## PROBLEM TO SOLVE
Rewrite the stretch from the start of the records through the line containing "913, 1320, 916]", substituting "Locate" for "Localize" and leaving everything else unchanged.
── EXCERPTED DATA ──
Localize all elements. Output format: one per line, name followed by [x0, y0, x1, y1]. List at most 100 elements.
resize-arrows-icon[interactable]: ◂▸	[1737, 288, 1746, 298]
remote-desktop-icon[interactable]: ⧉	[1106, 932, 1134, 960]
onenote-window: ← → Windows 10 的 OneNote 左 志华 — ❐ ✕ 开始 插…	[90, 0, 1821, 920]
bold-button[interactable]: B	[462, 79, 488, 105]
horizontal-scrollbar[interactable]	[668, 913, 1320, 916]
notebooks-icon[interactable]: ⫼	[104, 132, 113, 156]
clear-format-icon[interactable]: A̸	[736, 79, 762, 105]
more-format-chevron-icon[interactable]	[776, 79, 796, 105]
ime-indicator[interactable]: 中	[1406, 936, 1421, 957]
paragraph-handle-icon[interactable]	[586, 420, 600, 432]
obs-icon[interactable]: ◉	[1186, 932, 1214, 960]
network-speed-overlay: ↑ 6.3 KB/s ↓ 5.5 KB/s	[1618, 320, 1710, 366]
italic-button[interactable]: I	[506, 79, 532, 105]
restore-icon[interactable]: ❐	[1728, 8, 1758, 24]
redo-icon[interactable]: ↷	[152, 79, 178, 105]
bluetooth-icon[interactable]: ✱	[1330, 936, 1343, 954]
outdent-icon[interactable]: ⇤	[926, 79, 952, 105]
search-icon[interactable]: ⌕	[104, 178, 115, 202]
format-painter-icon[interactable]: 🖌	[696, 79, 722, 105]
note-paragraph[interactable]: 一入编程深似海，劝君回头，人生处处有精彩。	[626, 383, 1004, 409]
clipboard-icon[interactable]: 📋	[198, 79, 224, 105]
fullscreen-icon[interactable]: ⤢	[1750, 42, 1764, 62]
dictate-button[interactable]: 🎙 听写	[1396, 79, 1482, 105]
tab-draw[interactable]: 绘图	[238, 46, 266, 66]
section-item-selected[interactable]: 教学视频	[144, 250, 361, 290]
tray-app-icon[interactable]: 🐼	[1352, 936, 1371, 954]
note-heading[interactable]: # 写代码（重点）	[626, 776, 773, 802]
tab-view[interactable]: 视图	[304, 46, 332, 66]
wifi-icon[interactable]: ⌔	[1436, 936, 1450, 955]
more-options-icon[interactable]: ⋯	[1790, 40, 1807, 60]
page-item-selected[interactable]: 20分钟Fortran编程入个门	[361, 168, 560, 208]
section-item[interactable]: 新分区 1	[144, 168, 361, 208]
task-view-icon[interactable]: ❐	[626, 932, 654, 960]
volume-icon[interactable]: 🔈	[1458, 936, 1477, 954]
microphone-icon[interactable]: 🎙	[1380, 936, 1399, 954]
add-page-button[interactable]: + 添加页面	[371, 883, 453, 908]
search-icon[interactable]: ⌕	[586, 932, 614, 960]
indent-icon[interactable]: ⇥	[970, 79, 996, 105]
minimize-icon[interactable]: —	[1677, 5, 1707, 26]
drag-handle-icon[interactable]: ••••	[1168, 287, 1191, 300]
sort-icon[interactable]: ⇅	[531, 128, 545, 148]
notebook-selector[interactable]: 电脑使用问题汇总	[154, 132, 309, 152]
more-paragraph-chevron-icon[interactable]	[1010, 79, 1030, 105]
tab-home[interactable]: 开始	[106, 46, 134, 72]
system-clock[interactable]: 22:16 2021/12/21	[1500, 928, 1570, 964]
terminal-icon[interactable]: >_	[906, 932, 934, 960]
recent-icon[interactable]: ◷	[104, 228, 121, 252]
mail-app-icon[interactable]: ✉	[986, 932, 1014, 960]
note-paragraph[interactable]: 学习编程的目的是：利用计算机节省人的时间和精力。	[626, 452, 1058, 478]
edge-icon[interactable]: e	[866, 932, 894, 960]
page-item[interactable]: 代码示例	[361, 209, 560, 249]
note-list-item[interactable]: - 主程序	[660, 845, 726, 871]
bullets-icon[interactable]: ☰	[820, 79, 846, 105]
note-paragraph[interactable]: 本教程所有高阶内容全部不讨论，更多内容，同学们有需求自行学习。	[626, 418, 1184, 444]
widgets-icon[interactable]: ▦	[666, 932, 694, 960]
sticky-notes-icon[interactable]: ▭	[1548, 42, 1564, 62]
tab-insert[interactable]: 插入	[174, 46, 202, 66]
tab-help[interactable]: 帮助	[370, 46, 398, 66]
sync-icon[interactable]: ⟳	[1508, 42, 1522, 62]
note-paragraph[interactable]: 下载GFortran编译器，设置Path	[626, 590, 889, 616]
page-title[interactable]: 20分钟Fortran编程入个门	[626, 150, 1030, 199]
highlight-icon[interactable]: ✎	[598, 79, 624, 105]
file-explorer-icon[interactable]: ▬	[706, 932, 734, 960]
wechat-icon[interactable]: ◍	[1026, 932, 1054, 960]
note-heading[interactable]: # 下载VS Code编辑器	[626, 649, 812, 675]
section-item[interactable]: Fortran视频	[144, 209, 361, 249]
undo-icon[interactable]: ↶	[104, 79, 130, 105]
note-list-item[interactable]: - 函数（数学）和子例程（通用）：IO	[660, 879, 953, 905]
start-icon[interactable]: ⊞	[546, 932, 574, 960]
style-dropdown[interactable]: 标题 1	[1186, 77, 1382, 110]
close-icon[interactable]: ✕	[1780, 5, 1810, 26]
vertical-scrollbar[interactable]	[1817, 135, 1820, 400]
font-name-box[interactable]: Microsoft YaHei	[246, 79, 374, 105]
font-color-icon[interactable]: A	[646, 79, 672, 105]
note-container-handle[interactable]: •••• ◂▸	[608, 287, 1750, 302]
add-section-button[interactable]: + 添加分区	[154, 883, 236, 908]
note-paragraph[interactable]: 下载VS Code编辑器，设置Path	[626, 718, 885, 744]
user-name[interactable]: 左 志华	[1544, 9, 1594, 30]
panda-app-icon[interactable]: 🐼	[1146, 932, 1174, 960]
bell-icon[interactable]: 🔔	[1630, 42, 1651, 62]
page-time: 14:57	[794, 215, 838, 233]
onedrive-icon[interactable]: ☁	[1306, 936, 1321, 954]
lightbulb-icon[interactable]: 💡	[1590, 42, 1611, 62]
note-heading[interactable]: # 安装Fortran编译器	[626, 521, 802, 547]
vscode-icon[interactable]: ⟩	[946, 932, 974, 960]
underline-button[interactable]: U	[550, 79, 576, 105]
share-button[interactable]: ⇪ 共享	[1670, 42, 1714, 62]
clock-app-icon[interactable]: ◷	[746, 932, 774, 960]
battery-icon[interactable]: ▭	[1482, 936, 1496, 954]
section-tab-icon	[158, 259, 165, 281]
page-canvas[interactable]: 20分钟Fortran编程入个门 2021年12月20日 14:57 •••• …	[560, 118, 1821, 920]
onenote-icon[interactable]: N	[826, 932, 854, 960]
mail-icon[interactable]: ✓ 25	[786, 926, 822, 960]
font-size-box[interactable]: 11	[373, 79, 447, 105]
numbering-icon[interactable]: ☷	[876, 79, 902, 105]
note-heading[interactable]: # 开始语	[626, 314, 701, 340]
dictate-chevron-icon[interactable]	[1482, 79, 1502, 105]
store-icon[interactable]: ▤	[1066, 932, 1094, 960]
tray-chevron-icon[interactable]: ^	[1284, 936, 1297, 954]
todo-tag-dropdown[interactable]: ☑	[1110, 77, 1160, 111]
───
## EXERCISE SOLUTION
Locate all elements. Output format: one per line, name followed by [x0, y0, x1, y1]. List at most 100 elements.
resize-arrows-icon[interactable]: ◂▸	[1737, 288, 1746, 298]
remote-desktop-icon[interactable]: ⧉	[1106, 932, 1134, 960]
onenote-window: ← → Windows 10 的 OneNote 左 志华 — ❐ ✕ 开始 插…	[90, 0, 1821, 920]
bold-button[interactable]: B	[462, 79, 488, 105]
horizontal-scrollbar[interactable]	[668, 913, 1320, 916]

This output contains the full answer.